Rows from a figure dataset
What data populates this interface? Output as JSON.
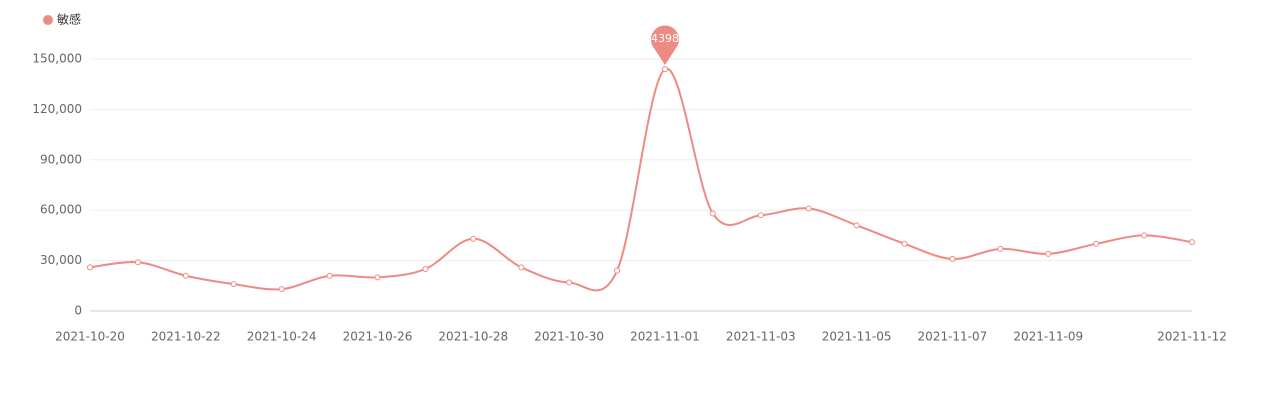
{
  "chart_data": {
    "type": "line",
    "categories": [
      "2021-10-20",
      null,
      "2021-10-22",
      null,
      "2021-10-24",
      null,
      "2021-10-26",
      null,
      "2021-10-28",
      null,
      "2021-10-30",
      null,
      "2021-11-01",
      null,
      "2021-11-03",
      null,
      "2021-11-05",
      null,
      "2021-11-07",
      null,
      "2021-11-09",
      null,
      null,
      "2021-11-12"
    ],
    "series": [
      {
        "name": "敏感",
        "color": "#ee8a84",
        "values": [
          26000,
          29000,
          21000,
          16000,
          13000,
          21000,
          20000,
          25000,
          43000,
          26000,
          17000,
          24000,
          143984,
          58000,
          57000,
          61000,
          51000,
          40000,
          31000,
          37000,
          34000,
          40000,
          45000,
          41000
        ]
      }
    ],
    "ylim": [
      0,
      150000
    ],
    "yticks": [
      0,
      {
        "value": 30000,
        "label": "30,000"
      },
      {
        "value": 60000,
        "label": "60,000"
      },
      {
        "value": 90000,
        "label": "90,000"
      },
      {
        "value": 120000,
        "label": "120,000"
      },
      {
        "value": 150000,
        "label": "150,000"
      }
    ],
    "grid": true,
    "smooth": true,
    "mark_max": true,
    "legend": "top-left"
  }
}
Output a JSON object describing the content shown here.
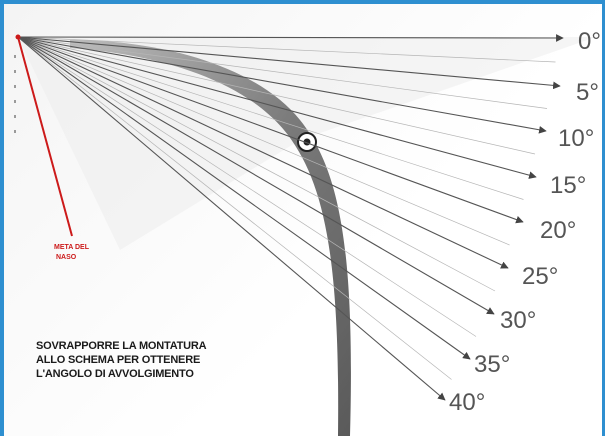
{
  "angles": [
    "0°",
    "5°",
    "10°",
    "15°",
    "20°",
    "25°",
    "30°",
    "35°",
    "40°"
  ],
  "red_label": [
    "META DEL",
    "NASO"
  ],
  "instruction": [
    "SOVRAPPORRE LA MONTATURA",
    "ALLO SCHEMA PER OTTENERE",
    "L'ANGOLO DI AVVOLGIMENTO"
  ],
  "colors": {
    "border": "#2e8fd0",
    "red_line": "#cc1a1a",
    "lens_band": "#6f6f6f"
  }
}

==

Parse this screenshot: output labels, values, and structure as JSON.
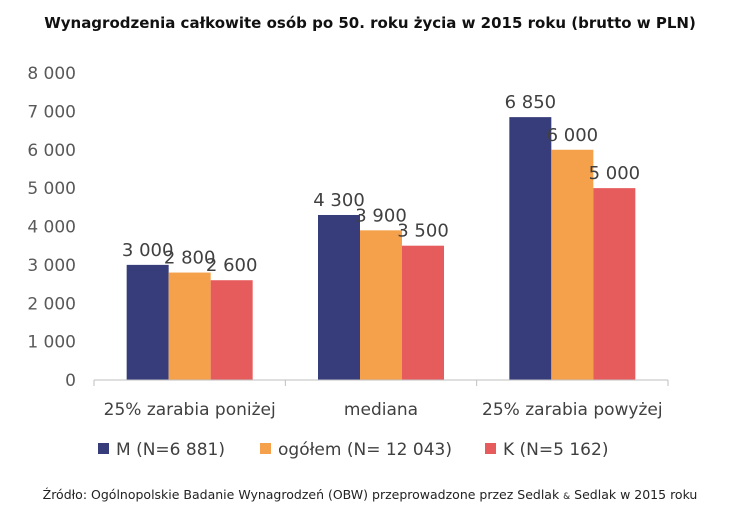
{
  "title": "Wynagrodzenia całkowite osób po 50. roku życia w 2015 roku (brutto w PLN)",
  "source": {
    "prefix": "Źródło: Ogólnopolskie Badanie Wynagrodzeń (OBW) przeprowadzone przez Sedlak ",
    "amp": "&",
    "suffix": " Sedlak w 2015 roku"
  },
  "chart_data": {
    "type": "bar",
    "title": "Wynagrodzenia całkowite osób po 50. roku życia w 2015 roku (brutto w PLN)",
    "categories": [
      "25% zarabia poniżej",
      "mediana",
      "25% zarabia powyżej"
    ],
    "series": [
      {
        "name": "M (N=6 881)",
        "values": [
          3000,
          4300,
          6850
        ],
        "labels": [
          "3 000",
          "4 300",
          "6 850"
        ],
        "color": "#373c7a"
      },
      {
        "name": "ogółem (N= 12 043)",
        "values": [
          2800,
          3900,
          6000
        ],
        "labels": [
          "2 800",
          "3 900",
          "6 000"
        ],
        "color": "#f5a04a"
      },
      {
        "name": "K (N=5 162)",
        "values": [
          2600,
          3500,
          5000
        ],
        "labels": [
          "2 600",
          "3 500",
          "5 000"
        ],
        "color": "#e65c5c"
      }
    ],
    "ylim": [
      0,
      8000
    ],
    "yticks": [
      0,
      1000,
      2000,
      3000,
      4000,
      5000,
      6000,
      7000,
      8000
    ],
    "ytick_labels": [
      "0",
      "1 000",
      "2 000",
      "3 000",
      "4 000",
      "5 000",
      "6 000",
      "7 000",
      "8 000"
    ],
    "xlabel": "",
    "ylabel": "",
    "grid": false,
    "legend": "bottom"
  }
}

## Problem to work on:
Gather each line in the entries above where the string "osób" is found.

## Result:
  "title": "Wynagrodzenia całkowite osób po 50. roku życia w 2015 roku (brutto w PLN)",
    "title": "Wynagrodzenia całkowite osób po 50. roku życia w 2015 roku (brutto w PLN)",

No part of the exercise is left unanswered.